* Start MATERIAL PROVIDED *

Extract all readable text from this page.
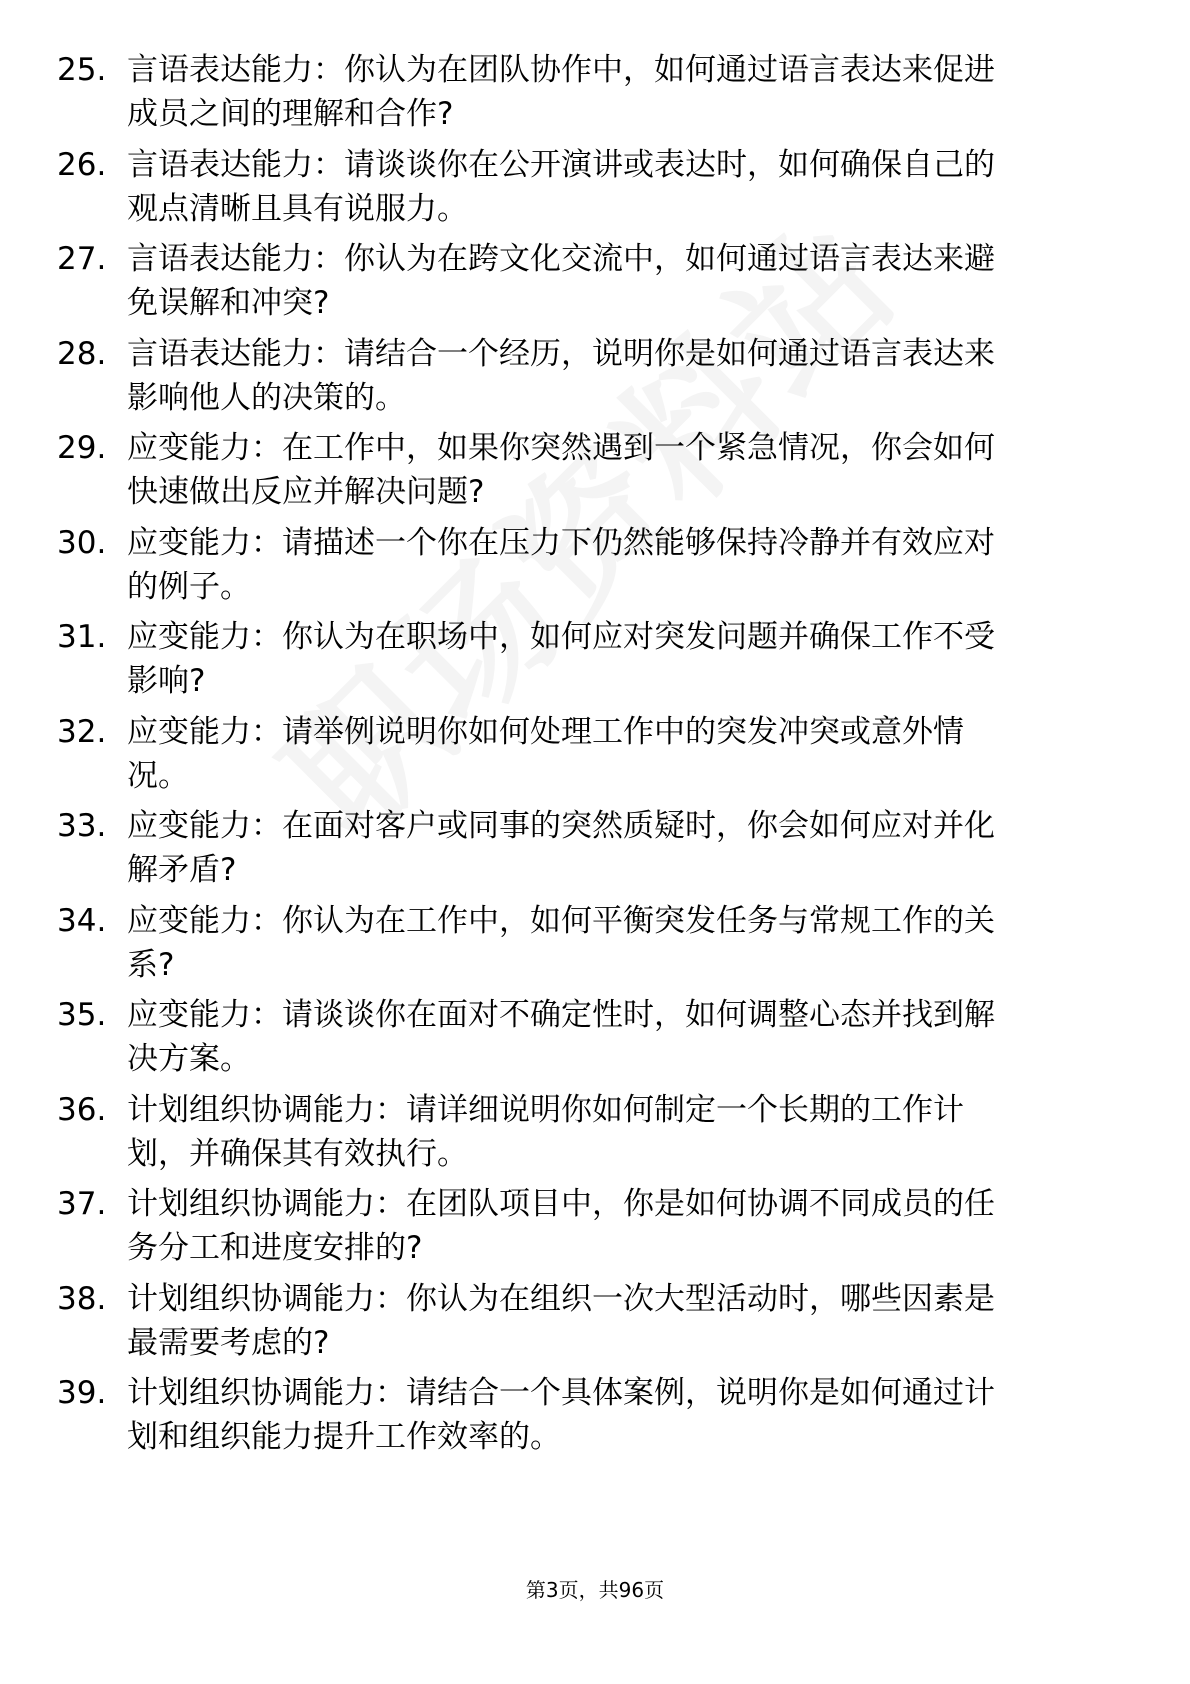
25. 言语表达能力：你认为在团队协作中，如何通过语言表达来促进
成员之间的理解和合作?
26. 言语表达能力：请谈谈你在公开演讲或表达时，如何确保自己的
观点清晰且具有说服力。
27. 言语表达能力：你认为在跨文化交流中，如何通过语言表达来避
免误解和冲突?
28. 言语表达能力：请结合一个经历，说明你是如何通过语言表达来
影响他人的决策的。
29. 应变能力：在工作中，如果你突然遇到一个紧急情况，你会如何
快速做出反应并解决问题?
30. 应变能力：请描述一个你在压力下仍然能够保持冷静并有效应对
的例子。
31. 应变能力：你认为在职场中，如何应对突发问题并确保工作不受
影响?
32. 应变能力：请举例说明你如何处理工作中的突发冲突或意外情
况。
33. 应变能力：在面对客户或同事的突然质疑时，你会如何应对并化
解矛盾?
34. 应变能力：你认为在工作中，如何平衡突发任务与常规工作的关
系?
35. 应变能力：请谈谈你在面对不确定性时，如何调整心态并找到解
决方案。
36. 计划组织协调能力：请详细说明你如何制定一个长期的工作计
划，并确保其有效执行。
37. 计划组织协调能力：在团队项目中，你是如何协调不同成员的任
务分工和进度安排的?
38. 计划组织协调能力：你认为在组织一次大型活动时，哪些因素是
最需要考虑的?
39. 计划组织协调能力：请结合一个具体案例，说明你是如何通过计
划和组织能力提升工作效率的。
第3页，共96页
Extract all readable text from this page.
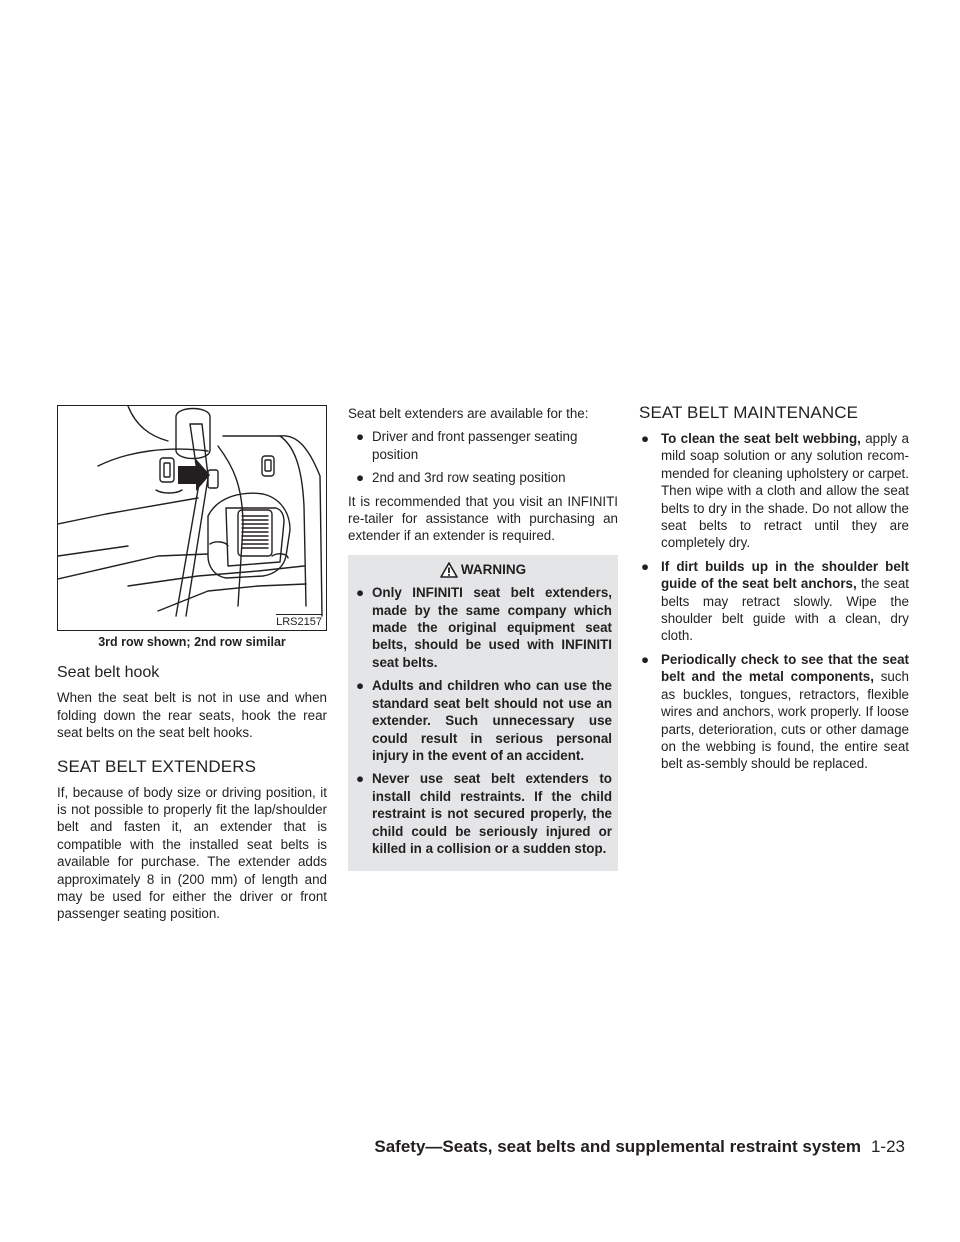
LRS2157
3rd row shown; 2nd row similar
Seat belt hook

When the seat belt is not in use and when folding down the rear seats, hook the rear seat belts on the seat belt hooks.

SEAT BELT EXTENDERS

If, because of body size or driving position, it is not possible to properly fit the lap/shoulder belt and fasten it, an extender that is compatible with the installed seat belts is available for purchase. The extender adds approximately 8 in (200 mm) of length and may be used for either the driver or front passenger seating position.

Seat belt extenders are available for the:

● Driver and front passenger seating position
● 2nd and 3rd row seating position

It is recommended that you visit an INFINITI re-tailer for assistance with purchasing an extender if an extender is required.

WARNING
● Only INFINITI seat belt extenders, made by the same company which made the original equipment seat belts, should be used with INFINITI seat belts.
● Adults and children who can use the standard seat belt should not use an extender. Such unnecessary use could result in serious personal injury in the event of an accident.
● Never use seat belt extenders to install child restraints. If the child restraint is not secured properly, the child could be seriously injured or killed in a collision or a sudden stop.
SEAT BELT MAINTENANCE
● To clean the seat belt webbing, apply a mild soap solution or any solution recom-mended for cleaning upholstery or carpet. Then wipe with a cloth and allow the seat belts to dry in the shade. Do not allow the seat belts to retract until they are completely dry.
● If dirt builds up in the shoulder belt guide of the seat belt anchors, the seat belts may retract slowly. Wipe the shoulder belt guide with a clean, dry cloth.
● Periodically check to see that the seat belt and the metal components, such as buckles, tongues, retractors, flexible wires and anchors, work properly. If loose parts, deterioration, cuts or other damage on the webbing is found, the entire seat belt as-sembly should be replaced.
Safety—Seats, seat belts and supplemental restraint system 1-23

* End MATERIAL PROVIDED *

• _TO BE DONE_:
From the records above, pull out every line containing the word "front".

• _ANSWER BELOW_:
If, because of body size or driving position, it is not possible to properly fit the lap/shoulder belt and fasten it, an extender that is compatible with the installed seat belts is available for purchase. The extender adds approximately 8 in (200 mm) of length and may be used for either the driver or front passenger seating position.
● Driver and front passenger seating position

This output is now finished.